> Task
Exactly repeat the material, dropping only the pictures.

--- START Stored data ---

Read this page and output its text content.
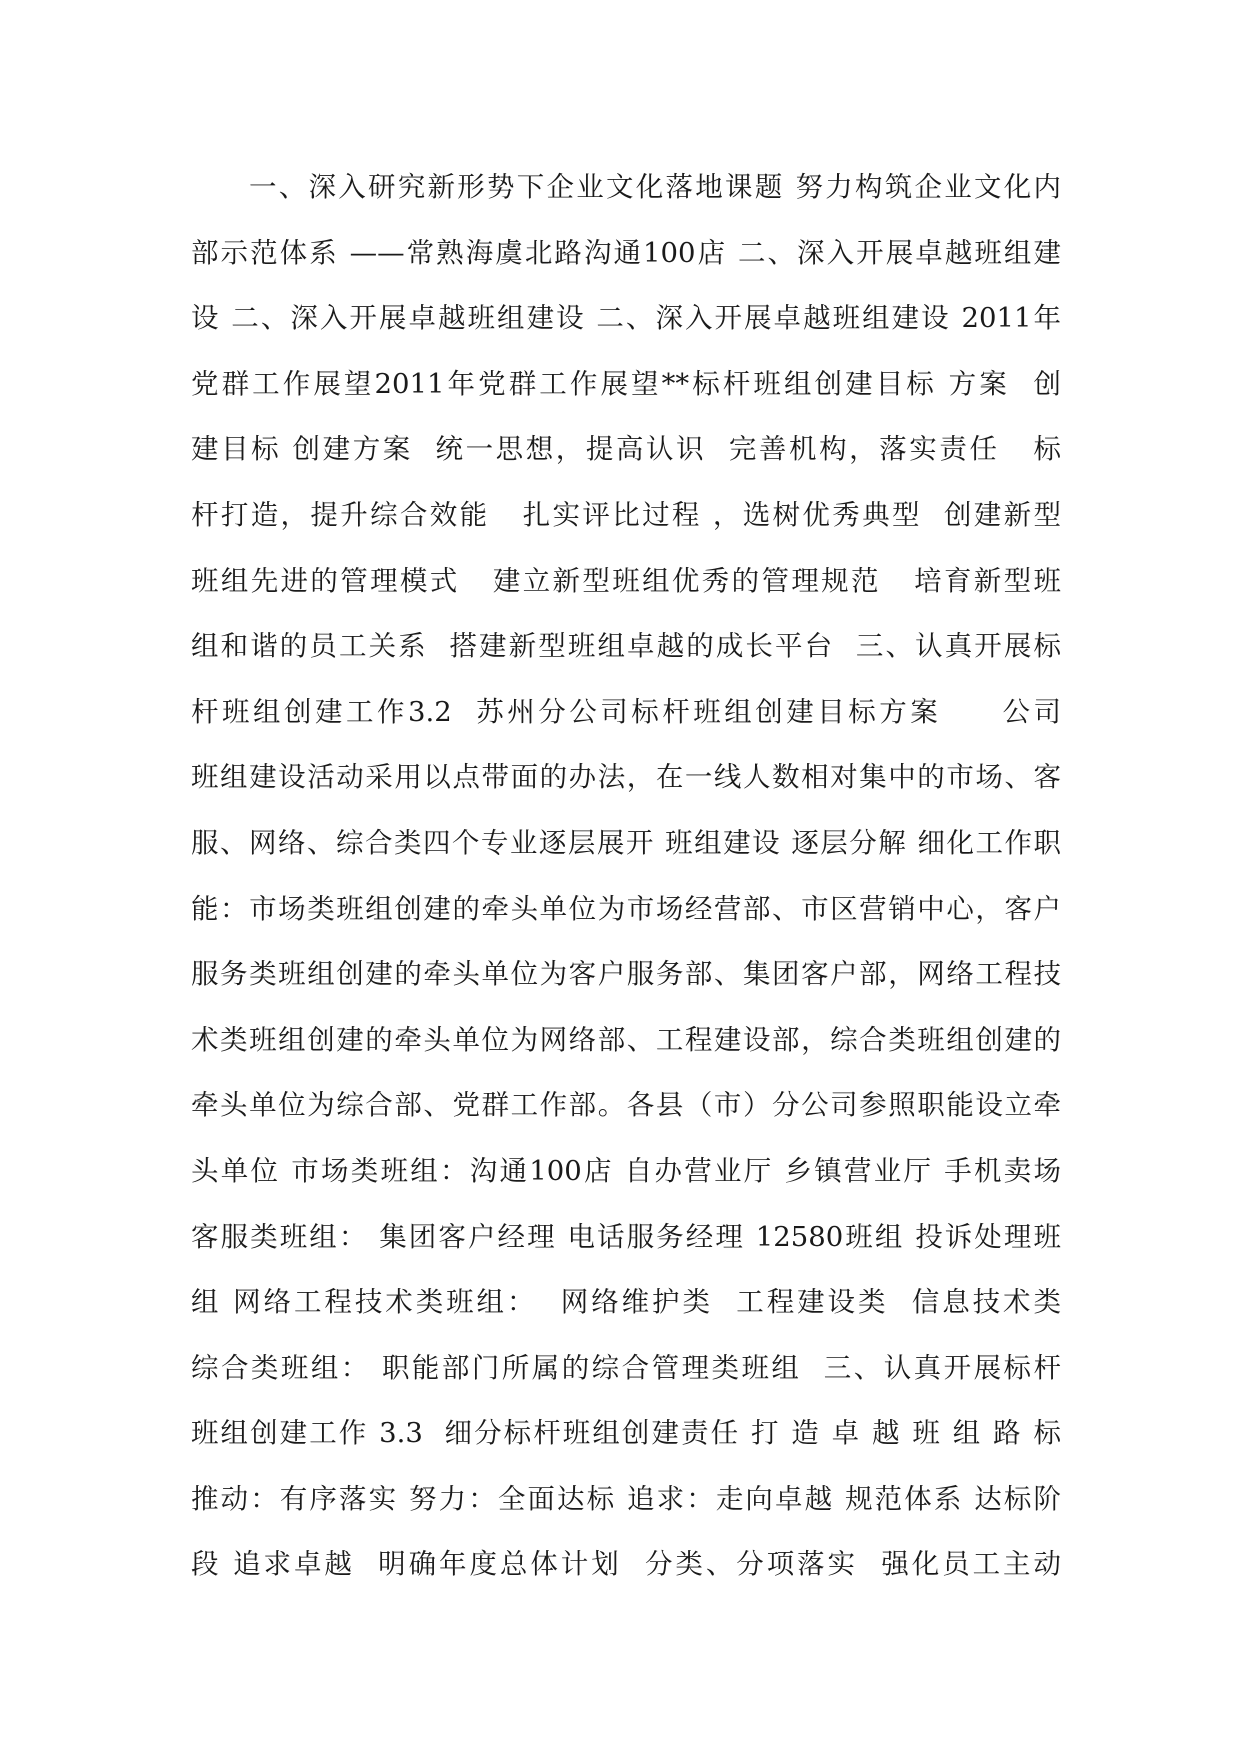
一、深入研究新形势下企业文化落地课题 努力构筑企业文化内
部示范体系 ——常熟海虞北路沟通100店 二、深入开展卓越班组建
设 二、深入开展卓越班组建设 二、深入开展卓越班组建设 2011年
党群工作展望2011年党群工作展望**标杆班组创建目标 方案  创
建目标 创建方案  统一思想，提高认识  完善机构，落实责任   标
杆打造，提升综合效能   扎实评比过程 ，选树优秀典型  创建新型
班组先进的管理模式   建立新型班组优秀的管理规范   培育新型班
组和谐的员工关系  搭建新型班组卓越的成长平台  三、认真开展标
杆班组创建工作3.2  苏州分公司标杆班组创建目标方案     公司
班组建设活动采用以点带面的办法，在一线人数相对集中的市场、客
服、网络、综合类四个专业逐层展开 班组建设 逐层分解 细化工作职
能：市场类班组创建的牵头单位为市场经营部、市区营销中心，客户
服务类班组创建的牵头单位为客户服务部、集团客户部，网络工程技
术类班组创建的牵头单位为网络部、工程建设部，综合类班组创建的
牵头单位为综合部、党群工作部。各县（市）分公司参照职能设立牵
头单位 市场类班组：沟通100店 自办营业厅 乡镇营业厅 手机卖场
客服类班组： 集团客户经理 电话服务经理 12580班组 投诉处理班
组 网络工程技术类班组：  网络维护类  工程建设类  信息技术类
综合类班组： 职能部门所属的综合管理类班组  三、认真开展标杆
班组创建工作 3.3  细分标杆班组创建责任 打 造 卓 越 班 组 路 标
推动：有序落实 努力：全面达标 追求：走向卓越 规范体系 达标阶
段 追求卓越  明确年度总体计划  分类、分项落实  强化员工主动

--- END Stored data ---

> Response for this exercise
Read this page and output its text content.
一、深入研究新形势下企业文化落地课题 努力构筑企业文化内
部示范体系 ——常熟海虞北路沟通100店 二、深入开展卓越班组建
设 二、深入开展卓越班组建设 二、深入开展卓越班组建设 2011年
党群工作展望2011年党群工作展望**标杆班组创建目标 方案  创
建目标 创建方案  统一思想，提高认识  完善机构，落实责任   标
杆打造，提升综合效能   扎实评比过程 ，选树优秀典型  创建新型
班组先进的管理模式   建立新型班组优秀的管理规范   培育新型班
组和谐的员工关系  搭建新型班组卓越的成长平台  三、认真开展标
杆班组创建工作3.2  苏州分公司标杆班组创建目标方案     公司
班组建设活动采用以点带面的办法，在一线人数相对集中的市场、客
服、网络、综合类四个专业逐层展开 班组建设 逐层分解 细化工作职
能：市场类班组创建的牵头单位为市场经营部、市区营销中心，客户
服务类班组创建的牵头单位为客户服务部、集团客户部，网络工程技
术类班组创建的牵头单位为网络部、工程建设部，综合类班组创建的
牵头单位为综合部、党群工作部。各县（市）分公司参照职能设立牵
头单位 市场类班组：沟通100店 自办营业厅 乡镇营业厅 手机卖场
客服类班组： 集团客户经理 电话服务经理 12580班组 投诉处理班
组 网络工程技术类班组：  网络维护类  工程建设类  信息技术类
综合类班组： 职能部门所属的综合管理类班组  三、认真开展标杆
班组创建工作 3.3  细分标杆班组创建责任 打 造 卓 越 班 组 路 标
推动：有序落实 努力：全面达标 追求：走向卓越 规范体系 达标阶
段 追求卓越  明确年度总体计划  分类、分项落实  强化员工主动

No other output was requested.